What you need to do:
Look through the records that follow. Copy every line containing the word "JSON".

Figure content listings
* Begin *
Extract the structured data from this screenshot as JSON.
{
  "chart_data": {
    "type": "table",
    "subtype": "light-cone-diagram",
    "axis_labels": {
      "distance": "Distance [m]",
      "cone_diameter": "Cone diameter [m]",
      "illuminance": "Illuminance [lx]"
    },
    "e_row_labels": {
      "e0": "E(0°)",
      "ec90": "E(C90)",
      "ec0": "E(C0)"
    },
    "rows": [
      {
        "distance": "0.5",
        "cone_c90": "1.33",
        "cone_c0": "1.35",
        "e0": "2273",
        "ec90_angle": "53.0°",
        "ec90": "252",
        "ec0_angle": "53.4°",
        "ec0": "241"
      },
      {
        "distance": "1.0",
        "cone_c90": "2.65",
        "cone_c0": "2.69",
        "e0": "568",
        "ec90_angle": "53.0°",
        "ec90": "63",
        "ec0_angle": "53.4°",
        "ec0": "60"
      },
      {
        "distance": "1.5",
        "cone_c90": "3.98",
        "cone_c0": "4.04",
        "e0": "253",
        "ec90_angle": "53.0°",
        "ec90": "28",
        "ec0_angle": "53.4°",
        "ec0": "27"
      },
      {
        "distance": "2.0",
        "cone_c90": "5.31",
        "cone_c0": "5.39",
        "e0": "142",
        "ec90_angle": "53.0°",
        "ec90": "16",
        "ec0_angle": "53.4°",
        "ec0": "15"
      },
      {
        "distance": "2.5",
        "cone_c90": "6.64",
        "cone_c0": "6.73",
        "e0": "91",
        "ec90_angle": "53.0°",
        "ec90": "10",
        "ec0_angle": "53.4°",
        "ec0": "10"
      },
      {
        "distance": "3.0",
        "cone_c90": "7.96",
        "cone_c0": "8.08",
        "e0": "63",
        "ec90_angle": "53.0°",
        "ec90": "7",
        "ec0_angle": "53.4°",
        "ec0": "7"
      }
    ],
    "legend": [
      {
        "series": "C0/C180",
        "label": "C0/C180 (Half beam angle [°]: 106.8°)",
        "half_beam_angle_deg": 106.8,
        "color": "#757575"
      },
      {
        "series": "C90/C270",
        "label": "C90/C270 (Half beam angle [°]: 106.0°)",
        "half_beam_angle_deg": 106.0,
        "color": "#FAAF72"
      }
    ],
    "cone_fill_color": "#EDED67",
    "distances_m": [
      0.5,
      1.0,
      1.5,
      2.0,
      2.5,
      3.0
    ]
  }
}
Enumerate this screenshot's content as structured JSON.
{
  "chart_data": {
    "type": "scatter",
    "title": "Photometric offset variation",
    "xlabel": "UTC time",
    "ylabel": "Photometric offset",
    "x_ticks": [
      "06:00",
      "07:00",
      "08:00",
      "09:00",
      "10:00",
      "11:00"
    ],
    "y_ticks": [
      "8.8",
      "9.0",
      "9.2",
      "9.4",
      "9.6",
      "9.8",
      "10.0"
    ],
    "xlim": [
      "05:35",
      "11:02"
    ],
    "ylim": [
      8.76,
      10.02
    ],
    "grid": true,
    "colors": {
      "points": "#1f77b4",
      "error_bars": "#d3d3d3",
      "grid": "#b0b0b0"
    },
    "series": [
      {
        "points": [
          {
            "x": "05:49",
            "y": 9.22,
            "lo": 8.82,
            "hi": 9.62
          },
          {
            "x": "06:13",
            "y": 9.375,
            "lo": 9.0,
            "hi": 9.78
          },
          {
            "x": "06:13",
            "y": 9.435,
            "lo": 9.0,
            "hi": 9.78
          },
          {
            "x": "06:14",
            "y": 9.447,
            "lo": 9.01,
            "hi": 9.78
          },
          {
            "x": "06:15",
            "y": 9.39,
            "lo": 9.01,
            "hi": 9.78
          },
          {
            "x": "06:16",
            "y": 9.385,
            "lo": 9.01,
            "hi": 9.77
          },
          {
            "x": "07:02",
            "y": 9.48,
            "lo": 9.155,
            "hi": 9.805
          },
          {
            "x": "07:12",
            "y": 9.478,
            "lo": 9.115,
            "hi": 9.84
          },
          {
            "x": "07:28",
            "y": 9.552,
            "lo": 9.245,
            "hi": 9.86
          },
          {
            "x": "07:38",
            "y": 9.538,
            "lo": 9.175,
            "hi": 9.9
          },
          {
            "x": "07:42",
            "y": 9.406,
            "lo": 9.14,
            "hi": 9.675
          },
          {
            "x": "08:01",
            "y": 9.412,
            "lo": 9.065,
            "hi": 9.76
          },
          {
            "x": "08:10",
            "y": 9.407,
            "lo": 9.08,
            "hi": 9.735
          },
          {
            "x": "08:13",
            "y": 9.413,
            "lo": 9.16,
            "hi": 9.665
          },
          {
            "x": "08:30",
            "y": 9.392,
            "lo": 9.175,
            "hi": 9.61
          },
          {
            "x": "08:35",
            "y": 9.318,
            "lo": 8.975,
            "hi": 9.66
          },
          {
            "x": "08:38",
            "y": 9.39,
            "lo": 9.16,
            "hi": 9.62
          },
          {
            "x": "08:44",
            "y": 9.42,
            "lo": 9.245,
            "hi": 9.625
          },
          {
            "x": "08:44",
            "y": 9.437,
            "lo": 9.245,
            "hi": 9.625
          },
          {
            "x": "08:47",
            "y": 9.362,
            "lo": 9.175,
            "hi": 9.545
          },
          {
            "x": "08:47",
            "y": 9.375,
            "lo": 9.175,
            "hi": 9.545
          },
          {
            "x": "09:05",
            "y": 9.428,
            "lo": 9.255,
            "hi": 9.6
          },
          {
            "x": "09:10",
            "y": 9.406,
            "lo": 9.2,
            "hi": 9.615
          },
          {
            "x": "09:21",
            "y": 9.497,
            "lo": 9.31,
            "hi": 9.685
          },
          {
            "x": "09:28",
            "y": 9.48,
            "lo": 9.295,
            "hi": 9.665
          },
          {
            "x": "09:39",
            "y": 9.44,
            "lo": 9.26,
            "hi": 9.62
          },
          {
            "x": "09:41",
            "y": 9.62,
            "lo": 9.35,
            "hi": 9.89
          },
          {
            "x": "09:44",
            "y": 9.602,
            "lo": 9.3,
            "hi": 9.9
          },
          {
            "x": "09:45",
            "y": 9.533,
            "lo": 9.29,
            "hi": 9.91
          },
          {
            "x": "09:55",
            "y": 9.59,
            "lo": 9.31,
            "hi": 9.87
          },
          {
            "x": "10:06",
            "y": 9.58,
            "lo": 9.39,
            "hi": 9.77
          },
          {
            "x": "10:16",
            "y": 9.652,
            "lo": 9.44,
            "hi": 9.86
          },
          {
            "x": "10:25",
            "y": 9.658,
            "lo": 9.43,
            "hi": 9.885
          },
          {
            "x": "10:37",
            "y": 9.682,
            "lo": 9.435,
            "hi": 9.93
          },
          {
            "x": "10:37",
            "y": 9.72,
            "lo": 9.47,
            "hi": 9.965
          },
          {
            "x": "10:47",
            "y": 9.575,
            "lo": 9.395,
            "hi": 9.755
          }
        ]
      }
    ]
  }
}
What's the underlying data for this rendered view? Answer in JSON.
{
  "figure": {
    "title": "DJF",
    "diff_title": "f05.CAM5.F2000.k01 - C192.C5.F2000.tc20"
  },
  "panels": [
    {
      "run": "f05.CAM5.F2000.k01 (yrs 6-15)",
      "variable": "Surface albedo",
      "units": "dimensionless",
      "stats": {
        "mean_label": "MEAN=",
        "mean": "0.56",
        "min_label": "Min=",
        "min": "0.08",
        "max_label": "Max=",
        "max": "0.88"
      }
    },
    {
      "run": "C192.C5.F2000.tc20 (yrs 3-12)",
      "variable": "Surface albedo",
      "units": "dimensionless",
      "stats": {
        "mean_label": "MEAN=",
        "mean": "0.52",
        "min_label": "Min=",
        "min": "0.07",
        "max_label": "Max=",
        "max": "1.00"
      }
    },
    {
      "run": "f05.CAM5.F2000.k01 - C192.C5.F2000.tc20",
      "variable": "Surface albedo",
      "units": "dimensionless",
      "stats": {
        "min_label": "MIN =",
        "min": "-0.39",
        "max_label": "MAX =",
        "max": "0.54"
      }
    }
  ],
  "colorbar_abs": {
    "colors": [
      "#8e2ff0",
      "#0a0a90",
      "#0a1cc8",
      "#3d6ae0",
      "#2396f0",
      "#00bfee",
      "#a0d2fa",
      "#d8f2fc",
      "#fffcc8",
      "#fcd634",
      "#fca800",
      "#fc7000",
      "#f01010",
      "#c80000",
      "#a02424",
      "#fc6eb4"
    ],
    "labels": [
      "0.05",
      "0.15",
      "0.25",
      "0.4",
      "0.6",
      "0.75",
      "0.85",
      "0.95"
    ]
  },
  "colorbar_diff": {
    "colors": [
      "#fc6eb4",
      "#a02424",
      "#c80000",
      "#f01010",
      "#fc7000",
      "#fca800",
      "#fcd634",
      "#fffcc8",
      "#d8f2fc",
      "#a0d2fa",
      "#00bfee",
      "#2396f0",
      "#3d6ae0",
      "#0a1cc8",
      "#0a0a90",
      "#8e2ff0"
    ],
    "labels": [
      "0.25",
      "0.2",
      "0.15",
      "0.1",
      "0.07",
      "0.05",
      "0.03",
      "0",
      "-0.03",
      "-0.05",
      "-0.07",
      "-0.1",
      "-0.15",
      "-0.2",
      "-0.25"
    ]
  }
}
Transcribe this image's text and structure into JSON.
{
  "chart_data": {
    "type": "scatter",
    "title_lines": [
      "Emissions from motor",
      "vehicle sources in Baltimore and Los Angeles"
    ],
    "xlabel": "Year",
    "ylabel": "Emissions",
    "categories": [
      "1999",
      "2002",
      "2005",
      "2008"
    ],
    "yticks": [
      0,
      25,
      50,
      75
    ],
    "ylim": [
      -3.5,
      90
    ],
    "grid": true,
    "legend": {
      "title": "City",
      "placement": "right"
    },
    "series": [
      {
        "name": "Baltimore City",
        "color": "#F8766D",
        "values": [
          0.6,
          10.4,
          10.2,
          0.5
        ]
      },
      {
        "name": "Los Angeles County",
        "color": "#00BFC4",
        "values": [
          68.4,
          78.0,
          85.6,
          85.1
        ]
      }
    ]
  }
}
* End *
Answer below:
Extract the structured data from this screenshot as JSON.
Enumerate this screenshot's content as structured JSON.
What's the underlying data for this rendered view? Answer in JSON.
Transcribe this image's text and structure into JSON.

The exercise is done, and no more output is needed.